Exclude the pictures and retype the entries as written.

** START Supplied material **

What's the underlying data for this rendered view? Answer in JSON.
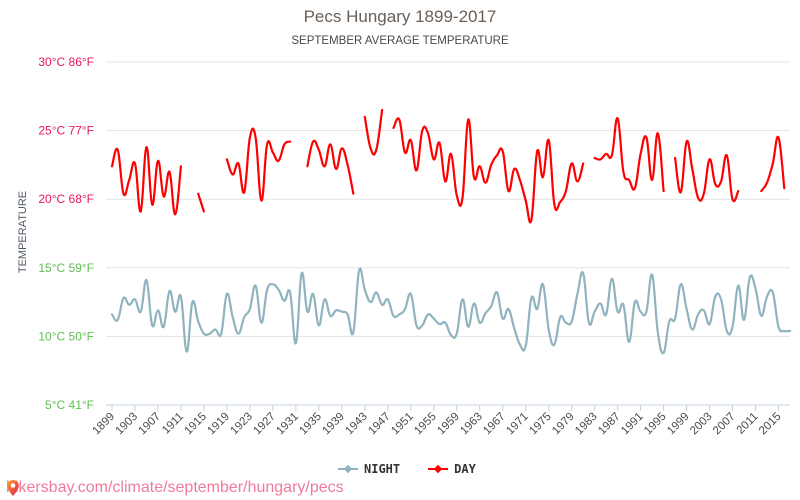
{
  "chart_data": {
    "type": "line",
    "title": "Pecs Hungary 1899-2017",
    "subtitle": "SEPTEMBER AVERAGE TEMPERATURE",
    "ylabel": "TEMPERATURE",
    "xlabel": "",
    "ylim": [
      5,
      30
    ],
    "xlim": [
      1899,
      2017
    ],
    "grid": true,
    "legend_position": "bottom",
    "y_ticks": [
      {
        "value": 30,
        "label": "30°C 86°F",
        "color": "#e8175d"
      },
      {
        "value": 25,
        "label": "25°C 77°F",
        "color": "#e8175d"
      },
      {
        "value": 20,
        "label": "20°C 68°F",
        "color": "#e8175d"
      },
      {
        "value": 15,
        "label": "15°C 59°F",
        "color": "#5cbf4e"
      },
      {
        "value": 10,
        "label": "10°C 50°F",
        "color": "#5cbf4e"
      },
      {
        "value": 5,
        "label": "5°C 41°F",
        "color": "#5cbf4e"
      }
    ],
    "x_ticks": [
      "1899",
      "1903",
      "1907",
      "1911",
      "1915",
      "1919",
      "1923",
      "1927",
      "1931",
      "1935",
      "1939",
      "1943",
      "1947",
      "1951",
      "1955",
      "1959",
      "1963",
      "1967",
      "1971",
      "1975",
      "1979",
      "1983",
      "1987",
      "1991",
      "1995",
      "1999",
      "2003",
      "2007",
      "2011",
      "2015"
    ],
    "x_start": 1899,
    "series": [
      {
        "name": "NIGHT",
        "color": "#8fb3bf",
        "values": [
          11.6,
          11.2,
          12.8,
          12.3,
          12.7,
          11.8,
          14.1,
          10.8,
          11.9,
          10.7,
          13.3,
          11.8,
          12.9,
          8.9,
          12.5,
          11.1,
          10.2,
          10.2,
          10.5,
          10.2,
          13.1,
          11.4,
          10.2,
          11.4,
          12.0,
          13.7,
          11.0,
          13.4,
          13.8,
          13.4,
          12.6,
          13.2,
          9.5,
          14.6,
          11.8,
          13.1,
          10.8,
          12.7,
          11.5,
          11.9,
          11.8,
          11.6,
          10.3,
          14.8,
          13.4,
          12.5,
          13.2,
          12.3,
          12.7,
          11.5,
          11.6,
          12.0,
          13.1,
          10.8,
          10.8,
          11.6,
          11.3,
          10.9,
          11.0,
          10.1,
          10.2,
          12.7,
          10.7,
          12.4,
          11.0,
          11.7,
          12.2,
          13.2,
          11.3,
          12.0,
          10.6,
          9.4,
          9.3,
          12.8,
          12.0,
          13.8,
          10.5,
          9.4,
          11.4,
          11.0,
          11.1,
          13.1,
          14.6,
          11.0,
          11.8,
          12.4,
          11.6,
          14.2,
          11.8,
          12.3,
          9.6,
          12.5,
          11.8,
          11.8,
          14.5,
          10.3,
          8.8,
          11.1,
          11.3,
          13.8,
          12.0,
          10.5,
          11.6,
          11.9,
          10.9,
          12.9,
          12.7,
          10.4,
          10.7,
          13.7,
          11.2,
          14.3,
          13.5,
          11.5,
          12.9,
          13.2,
          10.7,
          10.4,
          10.4
        ],
        "gaps": []
      },
      {
        "name": "DAY",
        "color": "#ff0000",
        "values": [
          22.4,
          23.6,
          20.4,
          21.4,
          22.6,
          19.1,
          23.8,
          19.6,
          22.8,
          20.2,
          22.0,
          18.9,
          22.4,
          null,
          null,
          20.4,
          19.1,
          null,
          null,
          null,
          22.9,
          21.8,
          22.6,
          20.5,
          24.5,
          24.5,
          19.9,
          24.0,
          23.4,
          22.8,
          24.0,
          24.2,
          null,
          null,
          22.4,
          24.2,
          23.6,
          22.4,
          24.0,
          22.2,
          23.7,
          22.5,
          20.4,
          null,
          26.0,
          23.7,
          23.6,
          26.5,
          null,
          25.2,
          25.8,
          23.4,
          24.3,
          22.1,
          25.0,
          24.8,
          22.9,
          24.1,
          21.3,
          23.3,
          20.3,
          20.1,
          25.8,
          21.6,
          22.4,
          21.2,
          22.5,
          23.2,
          23.5,
          20.6,
          22.2,
          21.4,
          19.9,
          18.5,
          23.5,
          21.6,
          24.3,
          19.6,
          19.8,
          20.6,
          22.6,
          21.3,
          22.6,
          null,
          23.0,
          22.9,
          23.3,
          23.2,
          25.9,
          22.0,
          21.4,
          20.8,
          23.3,
          24.5,
          21.4,
          24.8,
          20.6,
          null,
          23.0,
          20.5,
          24.2,
          22.2,
          20.1,
          20.4,
          22.9,
          21.1,
          21.3,
          23.2,
          20.0,
          20.6,
          null,
          null,
          null,
          20.6,
          21.2,
          22.6,
          24.5,
          20.8
        ]
      }
    ]
  },
  "legend": {
    "night_label": "NIGHT",
    "day_label": "DAY"
  },
  "footer": {
    "url_text": "hikersbay.com/climate/september/hungary/pecs",
    "icon": "map-pin-icon"
  }
}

** END Supplied material **

§ Result of the exercise:
What's the underlying data for this rendered view? Answer in JSON.
{
  "chart_data": {
    "type": "line",
    "title": "Pecs Hungary 1899-2017",
    "subtitle": "SEPTEMBER AVERAGE TEMPERATURE",
    "ylabel": "TEMPERATURE",
    "xlabel": "",
    "ylim": [
      5,
      30
    ],
    "xlim": [
      1899,
      2017
    ],
    "grid": true,
    "legend_position": "bottom",
    "y_ticks": [
      {
        "value": 30,
        "label": "30°C 86°F",
        "color": "#e8175d"
      },
      {
        "value": 25,
        "label": "25°C 77°F",
        "color": "#e8175d"
      },
      {
        "value": 20,
        "label": "20°C 68°F",
        "color": "#e8175d"
      },
      {
        "value": 15,
        "label": "15°C 59°F",
        "color": "#5cbf4e"
      },
      {
        "value": 10,
        "label": "10°C 50°F",
        "color": "#5cbf4e"
      },
      {
        "value": 5,
        "label": "5°C 41°F",
        "color": "#5cbf4e"
      }
    ],
    "x_ticks": [
      "1899",
      "1903",
      "1907",
      "1911",
      "1915",
      "1919",
      "1923",
      "1927",
      "1931",
      "1935",
      "1939",
      "1943",
      "1947",
      "1951",
      "1955",
      "1959",
      "1963",
      "1967",
      "1971",
      "1975",
      "1979",
      "1983",
      "1987",
      "1991",
      "1995",
      "1999",
      "2003",
      "2007",
      "2011",
      "2015"
    ],
    "x_start": 1899,
    "series": [
      {
        "name": "NIGHT",
        "color": "#8fb3bf",
        "values": [
          11.6,
          11.2,
          12.8,
          12.3,
          12.7,
          11.8,
          14.1,
          10.8,
          11.9,
          10.7,
          13.3,
          11.8,
          12.9,
          8.9,
          12.5,
          11.1,
          10.2,
          10.2,
          10.5,
          10.2,
          13.1,
          11.4,
          10.2,
          11.4,
          12.0,
          13.7,
          11.0,
          13.4,
          13.8,
          13.4,
          12.6,
          13.2,
          9.5,
          14.6,
          11.8,
          13.1,
          10.8,
          12.7,
          11.5,
          11.9,
          11.8,
          11.6,
          10.3,
          14.8,
          13.4,
          12.5,
          13.2,
          12.3,
          12.7,
          11.5,
          11.6,
          12.0,
          13.1,
          10.8,
          10.8,
          11.6,
          11.3,
          10.9,
          11.0,
          10.1,
          10.2,
          12.7,
          10.7,
          12.4,
          11.0,
          11.7,
          12.2,
          13.2,
          11.3,
          12.0,
          10.6,
          9.4,
          9.3,
          12.8,
          12.0,
          13.8,
          10.5,
          9.4,
          11.4,
          11.0,
          11.1,
          13.1,
          14.6,
          11.0,
          11.8,
          12.4,
          11.6,
          14.2,
          11.8,
          12.3,
          9.6,
          12.5,
          11.8,
          11.8,
          14.5,
          10.3,
          8.8,
          11.1,
          11.3,
          13.8,
          12.0,
          10.5,
          11.6,
          11.9,
          10.9,
          12.9,
          12.7,
          10.4,
          10.7,
          13.7,
          11.2,
          14.3,
          13.5,
          11.5,
          12.9,
          13.2,
          10.7,
          10.4,
          10.4
        ],
        "gaps": []
      },
      {
        "name": "DAY",
        "color": "#ff0000",
        "values": [
          22.4,
          23.6,
          20.4,
          21.4,
          22.6,
          19.1,
          23.8,
          19.6,
          22.8,
          20.2,
          22.0,
          18.9,
          22.4,
          null,
          null,
          20.4,
          19.1,
          null,
          null,
          null,
          22.9,
          21.8,
          22.6,
          20.5,
          24.5,
          24.5,
          19.9,
          24.0,
          23.4,
          22.8,
          24.0,
          24.2,
          null,
          null,
          22.4,
          24.2,
          23.6,
          22.4,
          24.0,
          22.2,
          23.7,
          22.5,
          20.4,
          null,
          26.0,
          23.7,
          23.6,
          26.5,
          null,
          25.2,
          25.8,
          23.4,
          24.3,
          22.1,
          25.0,
          24.8,
          22.9,
          24.1,
          21.3,
          23.3,
          20.3,
          20.1,
          25.8,
          21.6,
          22.4,
          21.2,
          22.5,
          23.2,
          23.5,
          20.6,
          22.2,
          21.4,
          19.9,
          18.5,
          23.5,
          21.6,
          24.3,
          19.6,
          19.8,
          20.6,
          22.6,
          21.3,
          22.6,
          null,
          23.0,
          22.9,
          23.3,
          23.2,
          25.9,
          22.0,
          21.4,
          20.8,
          23.3,
          24.5,
          21.4,
          24.8,
          20.6,
          null,
          23.0,
          20.5,
          24.2,
          22.2,
          20.1,
          20.4,
          22.9,
          21.1,
          21.3,
          23.2,
          20.0,
          20.6,
          null,
          null,
          null,
          20.6,
          21.2,
          22.6,
          24.5,
          20.8
        ]
      }
    ]
  },
  "legend": {
    "night_label": "NIGHT",
    "day_label": "DAY"
  },
  "footer": {
    "url_text": "hikersbay.com/climate/september/hungary/pecs",
    "icon": "map-pin-icon"
  }
}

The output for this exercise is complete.